[Entries from a visual dataset]

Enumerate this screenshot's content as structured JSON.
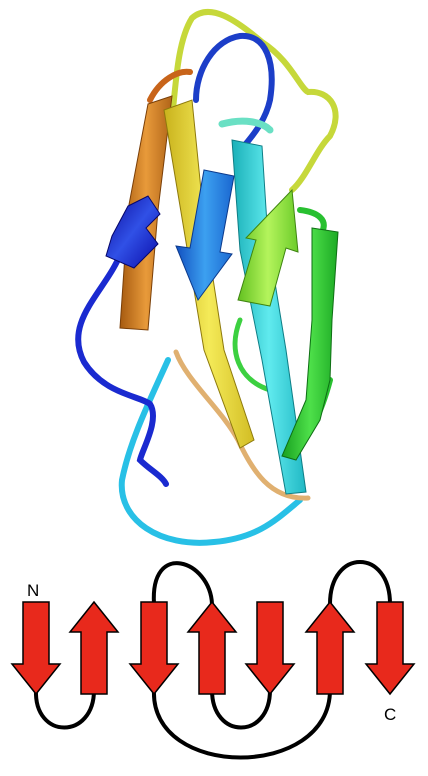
{
  "topology": {
    "n_label": "N",
    "c_label": "C",
    "strand_color": "#e8291c",
    "strand_outline": "#000000",
    "loop_color": "#000000",
    "strands": [
      {
        "id": 1,
        "direction": "down"
      },
      {
        "id": 2,
        "direction": "up"
      },
      {
        "id": 3,
        "direction": "down"
      },
      {
        "id": 4,
        "direction": "up"
      },
      {
        "id": 5,
        "direction": "down"
      },
      {
        "id": 6,
        "direction": "up"
      },
      {
        "id": 7,
        "direction": "down"
      }
    ]
  },
  "ribbon": {
    "description_colors": [
      "#1010c8",
      "#1e6ee6",
      "#1ec8e6",
      "#3ce6a0",
      "#6ee63c",
      "#e6e63c",
      "#e6a03c",
      "#c86414"
    ]
  }
}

## SET EXERCISE
Repeat the listing in full and exactly. Leave any pictures out.

## RESPONSE TO THE TASK
Enumerate this screenshot's content as structured JSON.
{
  "topology": {
    "n_label": "N",
    "c_label": "C",
    "strand_color": "#e8291c",
    "strand_outline": "#000000",
    "loop_color": "#000000",
    "strands": [
      {
        "id": 1,
        "direction": "down"
      },
      {
        "id": 2,
        "direction": "up"
      },
      {
        "id": 3,
        "direction": "down"
      },
      {
        "id": 4,
        "direction": "up"
      },
      {
        "id": 5,
        "direction": "down"
      },
      {
        "id": 6,
        "direction": "up"
      },
      {
        "id": 7,
        "direction": "down"
      }
    ]
  },
  "ribbon": {
    "description_colors": [
      "#1010c8",
      "#1e6ee6",
      "#1ec8e6",
      "#3ce6a0",
      "#6ee63c",
      "#e6e63c",
      "#e6a03c",
      "#c86414"
    ]
  }
}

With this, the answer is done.